Excerpted records:
========
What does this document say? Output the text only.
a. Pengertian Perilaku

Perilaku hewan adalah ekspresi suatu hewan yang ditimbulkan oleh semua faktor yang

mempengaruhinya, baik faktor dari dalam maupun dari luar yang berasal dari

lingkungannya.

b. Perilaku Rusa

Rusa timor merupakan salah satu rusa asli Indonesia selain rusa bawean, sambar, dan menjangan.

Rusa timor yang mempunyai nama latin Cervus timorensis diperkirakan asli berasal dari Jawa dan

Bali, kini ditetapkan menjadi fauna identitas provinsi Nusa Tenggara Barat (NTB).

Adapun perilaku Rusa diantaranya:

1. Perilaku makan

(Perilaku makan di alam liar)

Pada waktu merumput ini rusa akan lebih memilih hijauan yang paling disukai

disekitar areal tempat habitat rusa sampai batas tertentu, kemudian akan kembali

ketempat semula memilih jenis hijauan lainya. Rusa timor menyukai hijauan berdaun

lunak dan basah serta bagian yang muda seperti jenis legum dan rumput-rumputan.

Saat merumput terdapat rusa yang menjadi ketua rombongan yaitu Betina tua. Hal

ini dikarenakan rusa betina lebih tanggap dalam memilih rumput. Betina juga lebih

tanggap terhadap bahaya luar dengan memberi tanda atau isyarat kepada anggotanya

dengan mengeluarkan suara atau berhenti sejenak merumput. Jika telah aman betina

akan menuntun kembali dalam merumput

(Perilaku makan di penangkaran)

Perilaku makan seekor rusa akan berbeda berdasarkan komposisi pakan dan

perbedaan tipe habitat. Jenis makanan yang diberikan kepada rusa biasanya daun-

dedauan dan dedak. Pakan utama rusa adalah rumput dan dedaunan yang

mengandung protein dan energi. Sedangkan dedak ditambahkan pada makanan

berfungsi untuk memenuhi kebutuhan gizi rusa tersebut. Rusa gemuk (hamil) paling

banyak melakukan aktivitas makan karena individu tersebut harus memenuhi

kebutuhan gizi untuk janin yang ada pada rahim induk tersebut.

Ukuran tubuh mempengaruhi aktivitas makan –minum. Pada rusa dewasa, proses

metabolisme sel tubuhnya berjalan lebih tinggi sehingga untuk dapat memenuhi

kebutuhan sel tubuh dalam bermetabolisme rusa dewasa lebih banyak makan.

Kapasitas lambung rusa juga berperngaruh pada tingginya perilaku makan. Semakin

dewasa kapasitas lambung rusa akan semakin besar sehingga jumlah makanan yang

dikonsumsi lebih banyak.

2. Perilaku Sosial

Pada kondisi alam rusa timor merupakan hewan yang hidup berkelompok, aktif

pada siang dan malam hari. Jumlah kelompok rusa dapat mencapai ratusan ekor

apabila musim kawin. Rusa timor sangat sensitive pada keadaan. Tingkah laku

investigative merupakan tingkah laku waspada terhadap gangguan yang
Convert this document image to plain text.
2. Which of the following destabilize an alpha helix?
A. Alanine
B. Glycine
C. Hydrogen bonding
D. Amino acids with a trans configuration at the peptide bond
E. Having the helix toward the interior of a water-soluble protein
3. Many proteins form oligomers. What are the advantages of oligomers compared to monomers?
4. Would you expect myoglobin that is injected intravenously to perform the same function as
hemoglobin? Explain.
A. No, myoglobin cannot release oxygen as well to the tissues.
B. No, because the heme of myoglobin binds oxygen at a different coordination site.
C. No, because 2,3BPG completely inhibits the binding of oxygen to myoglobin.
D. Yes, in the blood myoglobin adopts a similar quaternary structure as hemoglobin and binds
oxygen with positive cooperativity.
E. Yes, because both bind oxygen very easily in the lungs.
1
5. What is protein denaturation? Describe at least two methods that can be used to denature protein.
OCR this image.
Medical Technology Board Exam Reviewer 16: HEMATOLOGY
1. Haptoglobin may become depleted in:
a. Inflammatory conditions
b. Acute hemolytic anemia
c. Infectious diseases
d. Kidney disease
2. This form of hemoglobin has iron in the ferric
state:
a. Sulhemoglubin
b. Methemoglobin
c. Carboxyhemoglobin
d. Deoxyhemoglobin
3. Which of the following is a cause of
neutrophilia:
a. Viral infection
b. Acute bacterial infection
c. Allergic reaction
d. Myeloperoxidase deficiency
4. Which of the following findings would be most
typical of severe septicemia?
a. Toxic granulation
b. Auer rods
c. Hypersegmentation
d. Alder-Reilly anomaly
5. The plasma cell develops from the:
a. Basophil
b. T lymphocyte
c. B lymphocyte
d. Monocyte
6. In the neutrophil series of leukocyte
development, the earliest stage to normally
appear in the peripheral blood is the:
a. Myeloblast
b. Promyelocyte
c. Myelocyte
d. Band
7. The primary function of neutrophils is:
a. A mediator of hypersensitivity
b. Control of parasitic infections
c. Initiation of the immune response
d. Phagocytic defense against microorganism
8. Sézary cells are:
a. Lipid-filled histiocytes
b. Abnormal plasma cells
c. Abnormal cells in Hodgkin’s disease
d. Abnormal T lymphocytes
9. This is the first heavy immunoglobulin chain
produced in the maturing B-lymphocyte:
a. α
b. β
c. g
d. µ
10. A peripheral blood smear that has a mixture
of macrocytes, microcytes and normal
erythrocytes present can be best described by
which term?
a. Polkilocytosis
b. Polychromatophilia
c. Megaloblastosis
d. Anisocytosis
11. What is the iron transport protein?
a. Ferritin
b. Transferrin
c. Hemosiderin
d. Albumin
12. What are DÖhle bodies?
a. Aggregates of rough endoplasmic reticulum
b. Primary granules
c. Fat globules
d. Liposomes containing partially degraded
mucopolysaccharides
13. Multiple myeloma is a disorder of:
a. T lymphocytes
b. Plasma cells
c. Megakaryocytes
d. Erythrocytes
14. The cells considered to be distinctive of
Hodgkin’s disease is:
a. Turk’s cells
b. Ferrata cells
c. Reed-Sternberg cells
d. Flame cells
========
Aim of the task: All of the entries above need to be reproduced verbatim.

Your solution:
What does this document say? Output the text only.
a. Pengertian Perilaku

Perilaku hewan adalah ekspresi suatu hewan yang ditimbulkan oleh semua faktor yang

mempengaruhinya, baik faktor dari dalam maupun dari luar yang berasal dari

lingkungannya.

b. Perilaku Rusa

Rusa timor merupakan salah satu rusa asli Indonesia selain rusa bawean, sambar, dan menjangan.

Rusa timor yang mempunyai nama latin Cervus timorensis diperkirakan asli berasal dari Jawa dan

Bali, kini ditetapkan menjadi fauna identitas provinsi Nusa Tenggara Barat (NTB).

Adapun perilaku Rusa diantaranya:

1. Perilaku makan

(Perilaku makan di alam liar)

Pada waktu merumput ini rusa akan lebih memilih hijauan yang paling disukai

disekitar areal tempat habitat rusa sampai batas tertentu, kemudian akan kembali

ketempat semula memilih jenis hijauan lainya. Rusa timor menyukai hijauan berdaun

lunak dan basah serta bagian yang muda seperti jenis legum dan rumput-rumputan.

Saat merumput terdapat rusa yang menjadi ketua rombongan yaitu Betina tua. Hal

ini dikarenakan rusa betina lebih tanggap dalam memilih rumput. Betina juga lebih

tanggap terhadap bahaya luar dengan memberi tanda atau isyarat kepada anggotanya

dengan mengeluarkan suara atau berhenti sejenak merumput. Jika telah aman betina

akan menuntun kembali dalam merumput

(Perilaku makan di penangkaran)

Perilaku makan seekor rusa akan berbeda berdasarkan komposisi pakan dan

perbedaan tipe habitat. Jenis makanan yang diberikan kepada rusa biasanya daun-

dedauan dan dedak. Pakan utama rusa adalah rumput dan dedaunan yang

mengandung protein dan energi. Sedangkan dedak ditambahkan pada makanan

berfungsi untuk memenuhi kebutuhan gizi rusa tersebut. Rusa gemuk (hamil) paling

banyak melakukan aktivitas makan karena individu tersebut harus memenuhi

kebutuhan gizi untuk janin yang ada pada rahim induk tersebut.

Ukuran tubuh mempengaruhi aktivitas makan –minum. Pada rusa dewasa, proses

metabolisme sel tubuhnya berjalan lebih tinggi sehingga untuk dapat memenuhi

kebutuhan sel tubuh dalam bermetabolisme rusa dewasa lebih banyak makan.

Kapasitas lambung rusa juga berperngaruh pada tingginya perilaku makan. Semakin

dewasa kapasitas lambung rusa akan semakin besar sehingga jumlah makanan yang

dikonsumsi lebih banyak.

2. Perilaku Sosial

Pada kondisi alam rusa timor merupakan hewan yang hidup berkelompok, aktif

pada siang dan malam hari. Jumlah kelompok rusa dapat mencapai ratusan ekor

apabila musim kawin. Rusa timor sangat sensitive pada keadaan. Tingkah laku

investigative merupakan tingkah laku waspada terhadap gangguan yang
Convert this document image to plain text.
2. Which of the following destabilize an alpha helix?
A. Alanine
B. Glycine
C. Hydrogen bonding
D. Amino acids with a trans configuration at the peptide bond
E. Having the helix toward the interior of a water-soluble protein
3. Many proteins form oligomers. What are the advantages of oligomers compared to monomers?
4. Would you expect myoglobin that is injected intravenously to perform the same function as
hemoglobin? Explain.
A. No, myoglobin cannot release oxygen as well to the tissues.
B. No, because the heme of myoglobin binds oxygen at a different coordination site.
C. No, because 2,3BPG completely inhibits the binding of oxygen to myoglobin.
D. Yes, in the blood myoglobin adopts a similar quaternary structure as hemoglobin and binds
oxygen with positive cooperativity.
E. Yes, because both bind oxygen very easily in the lungs.
1
5. What is protein denaturation? Describe at least two methods that can be used to denature protein.
OCR this image.
Medical Technology Board Exam Reviewer 16: HEMATOLOGY
1. Haptoglobin may become depleted in:
a. Inflammatory conditions
b. Acute hemolytic anemia
c. Infectious diseases
d. Kidney disease
2. This form of hemoglobin has iron in the ferric
state:
a. Sulhemoglubin
b. Methemoglobin
c. Carboxyhemoglobin
d. Deoxyhemoglobin
3. Which of the following is a cause of
neutrophilia:
a. Viral infection
b. Acute bacterial infection
c. Allergic reaction
d. Myeloperoxidase deficiency
4. Which of the following findings would be most
typical of severe septicemia?
a. Toxic granulation
b. Auer rods
c. Hypersegmentation
d. Alder-Reilly anomaly
5. The plasma cell develops from the:
a. Basophil
b. T lymphocyte
c. B lymphocyte
d. Monocyte
6. In the neutrophil series of leukocyte
development, the earliest stage to normally
appear in the peripheral blood is the:
a. Myeloblast
b. Promyelocyte
c. Myelocyte
d. Band
7. The primary function of neutrophils is:
a. A mediator of hypersensitivity
b. Control of parasitic infections
c. Initiation of the immune response
d. Phagocytic defense against microorganism
8. Sézary cells are:
a. Lipid-filled histiocytes
b. Abnormal plasma cells
c. Abnormal cells in Hodgkin’s disease
d. Abnormal T lymphocytes
9. This is the first heavy immunoglobulin chain
produced in the maturing B-lymphocyte:
a. α
b. β
c. g
d. µ
10. A peripheral blood smear that has a mixture
of macrocytes, microcytes and normal
erythrocytes present can be best described by
which term?
a. Polkilocytosis
b. Polychromatophilia
c. Megaloblastosis
d. Anisocytosis
11. What is the iron transport protein?
a. Ferritin
b. Transferrin
c. Hemosiderin
d. Albumin
12. What are DÖhle bodies?
a. Aggregates of rough endoplasmic reticulum
b. Primary granules
c. Fat globules
d. Liposomes containing partially degraded
mucopolysaccharides
13. Multiple myeloma is a disorder of:
a. T lymphocytes
b. Plasma cells
c. Megakaryocytes
d. Erythrocytes
14. The cells considered to be distinctive of
Hodgkin’s disease is:
a. Turk’s cells
b. Ferrata cells
c. Reed-Sternberg cells
d. Flame cells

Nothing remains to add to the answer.